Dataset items
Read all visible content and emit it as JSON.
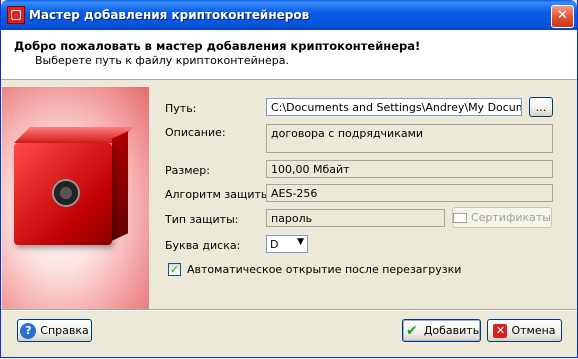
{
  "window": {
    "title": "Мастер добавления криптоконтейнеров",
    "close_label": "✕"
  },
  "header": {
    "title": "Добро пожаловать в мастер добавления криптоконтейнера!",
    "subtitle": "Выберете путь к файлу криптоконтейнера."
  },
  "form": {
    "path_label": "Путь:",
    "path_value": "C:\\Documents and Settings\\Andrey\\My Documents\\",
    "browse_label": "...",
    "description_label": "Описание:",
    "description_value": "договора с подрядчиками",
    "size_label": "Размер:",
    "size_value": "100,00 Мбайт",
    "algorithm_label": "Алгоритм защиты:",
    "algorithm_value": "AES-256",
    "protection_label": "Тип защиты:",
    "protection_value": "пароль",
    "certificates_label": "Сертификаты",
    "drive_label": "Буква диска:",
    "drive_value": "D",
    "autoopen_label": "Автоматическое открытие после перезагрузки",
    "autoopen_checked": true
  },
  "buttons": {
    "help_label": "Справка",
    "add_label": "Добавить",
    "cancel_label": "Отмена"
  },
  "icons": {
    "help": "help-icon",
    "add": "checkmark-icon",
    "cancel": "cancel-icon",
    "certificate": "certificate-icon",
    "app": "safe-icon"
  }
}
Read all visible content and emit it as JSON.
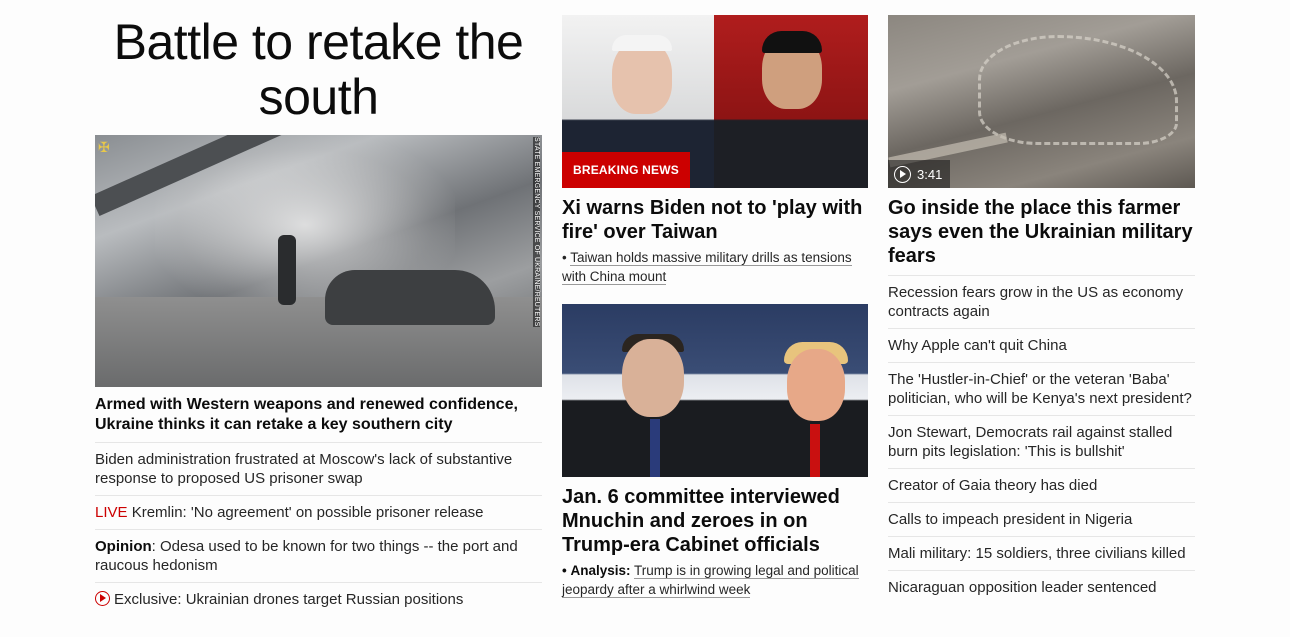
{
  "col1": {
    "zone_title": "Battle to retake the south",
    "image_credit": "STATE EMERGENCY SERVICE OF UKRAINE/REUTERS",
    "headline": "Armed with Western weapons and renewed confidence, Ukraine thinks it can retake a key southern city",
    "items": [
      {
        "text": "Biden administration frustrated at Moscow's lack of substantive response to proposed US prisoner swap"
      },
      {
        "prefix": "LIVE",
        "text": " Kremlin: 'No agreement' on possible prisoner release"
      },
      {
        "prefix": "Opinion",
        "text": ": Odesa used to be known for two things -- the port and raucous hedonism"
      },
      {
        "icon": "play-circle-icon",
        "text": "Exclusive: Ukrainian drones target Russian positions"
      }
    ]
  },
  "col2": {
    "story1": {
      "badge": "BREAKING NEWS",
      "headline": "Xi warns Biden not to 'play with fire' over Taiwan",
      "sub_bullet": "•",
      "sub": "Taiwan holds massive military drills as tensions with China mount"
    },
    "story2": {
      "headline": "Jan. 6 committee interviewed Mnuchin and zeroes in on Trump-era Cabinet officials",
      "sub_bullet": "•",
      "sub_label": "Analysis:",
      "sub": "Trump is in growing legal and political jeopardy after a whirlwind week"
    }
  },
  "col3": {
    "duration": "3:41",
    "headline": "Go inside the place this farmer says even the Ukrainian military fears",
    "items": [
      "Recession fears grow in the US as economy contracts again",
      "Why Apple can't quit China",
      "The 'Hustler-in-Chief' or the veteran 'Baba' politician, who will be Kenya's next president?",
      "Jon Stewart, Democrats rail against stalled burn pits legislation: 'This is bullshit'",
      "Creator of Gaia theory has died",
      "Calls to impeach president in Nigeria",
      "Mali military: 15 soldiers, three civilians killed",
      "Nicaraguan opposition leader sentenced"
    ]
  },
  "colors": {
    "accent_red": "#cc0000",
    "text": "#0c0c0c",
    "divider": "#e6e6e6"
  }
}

GOAL> Without the pictures, reproduce every line of the records above exactly.

OUTPUT FOR THIS EXERCISE>
Read all visible content and emit it as JSON.
{
  "window": {
    "title": "Мастер добавления криптоконтейнеров",
    "close_label": "✕"
  },
  "header": {
    "title": "Добро пожаловать в мастер добавления криптоконтейнера!",
    "subtitle": "Выберете путь к файлу криптоконтейнера."
  },
  "form": {
    "path_label": "Путь:",
    "path_value": "C:\\Documents and Settings\\Andrey\\My Documents\\",
    "browse_label": "...",
    "description_label": "Описание:",
    "description_value": "договора с подрядчиками",
    "size_label": "Размер:",
    "size_value": "100,00 Мбайт",
    "algorithm_label": "Алгоритм защиты:",
    "algorithm_value": "AES-256",
    "protection_label": "Тип защиты:",
    "protection_value": "пароль",
    "certificates_label": "Сертификаты",
    "drive_label": "Буква диска:",
    "drive_value": "D",
    "autoopen_label": "Автоматическое открытие после перезагрузки",
    "autoopen_checked": true
  },
  "buttons": {
    "help_label": "Справка",
    "add_label": "Добавить",
    "cancel_label": "Отмена"
  },
  "icons": {
    "help": "help-icon",
    "add": "checkmark-icon",
    "cancel": "cancel-icon",
    "certificate": "certificate-icon",
    "app": "safe-icon"
  }
}
Read all visible content and emit it as JSON.
{
  "col1": {
    "zone_title": "Battle to retake the south",
    "image_credit": "STATE EMERGENCY SERVICE OF UKRAINE/REUTERS",
    "headline": "Armed with Western weapons and renewed confidence, Ukraine thinks it can retake a key southern city",
    "items": [
      {
        "text": "Biden administration frustrated at Moscow's lack of substantive response to proposed US prisoner swap"
      },
      {
        "prefix": "LIVE",
        "text": " Kremlin: 'No agreement' on possible prisoner release"
      },
      {
        "prefix": "Opinion",
        "text": ": Odesa used to be known for two things -- the port and raucous hedonism"
      },
      {
        "icon": "play-circle-icon",
        "text": "Exclusive: Ukrainian drones target Russian positions"
      }
    ]
  },
  "col2": {
    "story1": {
      "badge": "BREAKING NEWS",
      "headline": "Xi warns Biden not to 'play with fire' over Taiwan",
      "sub_bullet": "•",
      "sub": "Taiwan holds massive military drills as tensions with China mount"
    },
    "story2": {
      "headline": "Jan. 6 committee interviewed Mnuchin and zeroes in on Trump-era Cabinet officials",
      "sub_bullet": "•",
      "sub_label": "Analysis:",
      "sub": "Trump is in growing legal and political jeopardy after a whirlwind week"
    }
  },
  "col3": {
    "duration": "3:41",
    "headline": "Go inside the place this farmer says even the Ukrainian military fears",
    "items": [
      "Recession fears grow in the US as economy contracts again",
      "Why Apple can't quit China",
      "The 'Hustler-in-Chief' or the veteran 'Baba' politician, who will be Kenya's next president?",
      "Jon Stewart, Democrats rail against stalled burn pits legislation: 'This is bullshit'",
      "Creator of Gaia theory has died",
      "Calls to impeach president in Nigeria",
      "Mali military: 15 soldiers, three civilians killed",
      "Nicaraguan opposition leader sentenced"
    ]
  },
  "colors": {
    "accent_red": "#cc0000",
    "text": "#0c0c0c",
    "divider": "#e6e6e6"
  }
}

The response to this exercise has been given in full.